> **Set task**
Reproduce the listing exactly and skip over any pictures.

> **Material for this task**
+++++

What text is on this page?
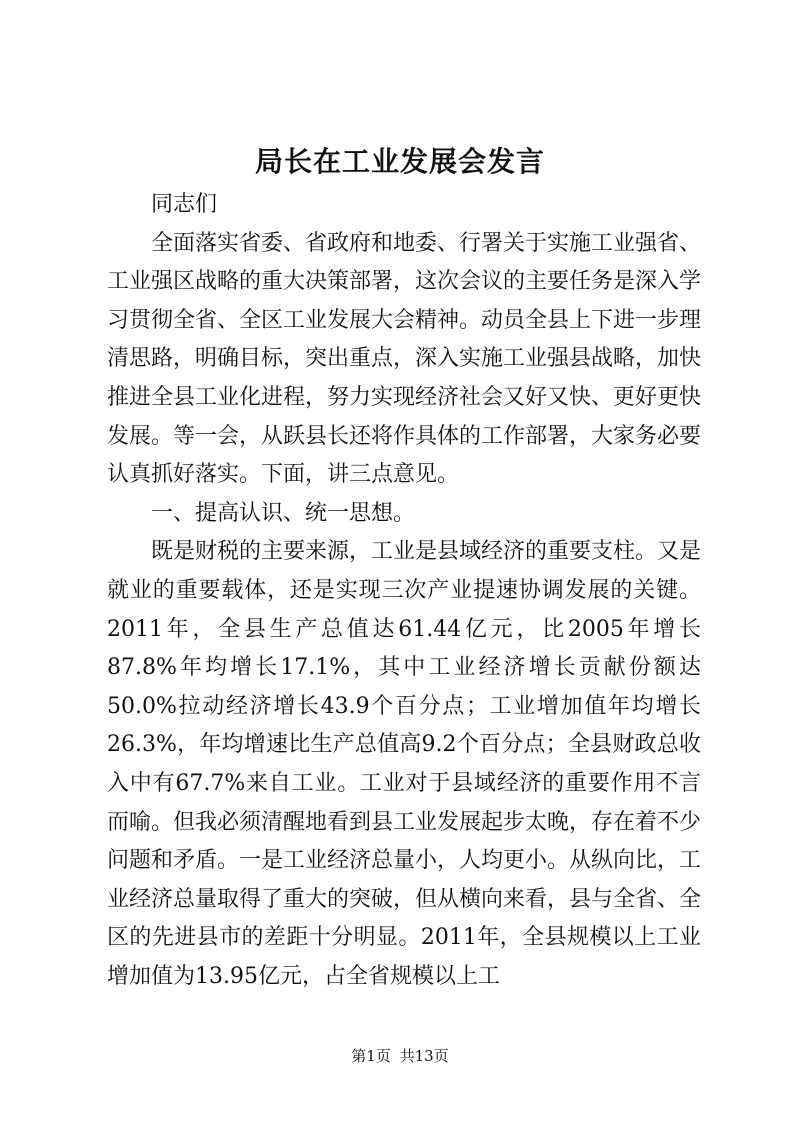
局长在工业发展会发言

同志们

全面落实省委、省政府和地委、行署关于实施工业强省、工业强区战略的重大决策部署，这次会议的主要任务是深入学习贯彻全省、全区工业发展大会精神。动员全县上下进一步理清思路，明确目标，突出重点，深入实施工业强县战略，加快推进全县工业化进程，努力实现经济社会又好又快、更好更快发展。等一会，从跃县长还将作具体的工作部署，大家务必要认真抓好落实。下面，讲三点意见。

一、提高认识、统一思想。

既是财税的主要来源，工业是县域经济的重要支柱。又是就业的重要载体，还是实现三次产业提速协调发展的关键。2011年，全县生产总值达61.44亿元，比2005年增长87.8%年均增长17.1%，其中工业经济增长贡献份额达50.0%拉动经济增长43.9个百分点；工业增加值年均增长26.3%，年均增速比生产总值高9.2个百分点；全县财政总收入中有67.7%来自工业。工业对于县域经济的重要作用不言而喻。但我必须清醒地看到县工业发展起步太晚，存在着不少问题和矛盾。一是工业经济总量小，人均更小。从纵向比，工业经济总量取得了重大的突破，但从横向来看，县与全省、全区的先进县市的差距十分明显。2011年，全县规模以上工业增加值为13.95亿元，占全省规模以上工

第1页 共13页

+++++

> **Exercise response**
What text is on this page?
局长在工业发展会发言

同志们

全面落实省委、省政府和地委、行署关于实施工业强省、工业强区战略的重大决策部署，这次会议的主要任务是深入学习贯彻全省、全区工业发展大会精神。动员全县上下进一步理清思路，明确目标，突出重点，深入实施工业强县战略，加快推进全县工业化进程，努力实现经济社会又好又快、更好更快发展。等一会，从跃县长还将作具体的工作部署，大家务必要认真抓好落实。下面，讲三点意见。

一、提高认识、统一思想。

既是财税的主要来源，工业是县域经济的重要支柱。又是就业的重要载体，还是实现三次产业提速协调发展的关键。2011年，全县生产总值达61.44亿元，比2005年增长87.8%年均增长17.1%，其中工业经济增长贡献份额达50.0%拉动经济增长43.9个百分点；工业增加值年均增长26.3%，年均增速比生产总值高9.2个百分点；全县财政总收入中有67.7%来自工业。工业对于县域经济的重要作用不言而喻。但我必须清醒地看到县工业发展起步太晚，存在着不少问题和矛盾。一是工业经济总量小，人均更小。从纵向比，工业经济总量取得了重大的突破，但从横向来看，县与全省、全区的先进县市的差距十分明显。2011年，全县规模以上工业增加值为13.95亿元，占全省规模以上工

第1页 共13页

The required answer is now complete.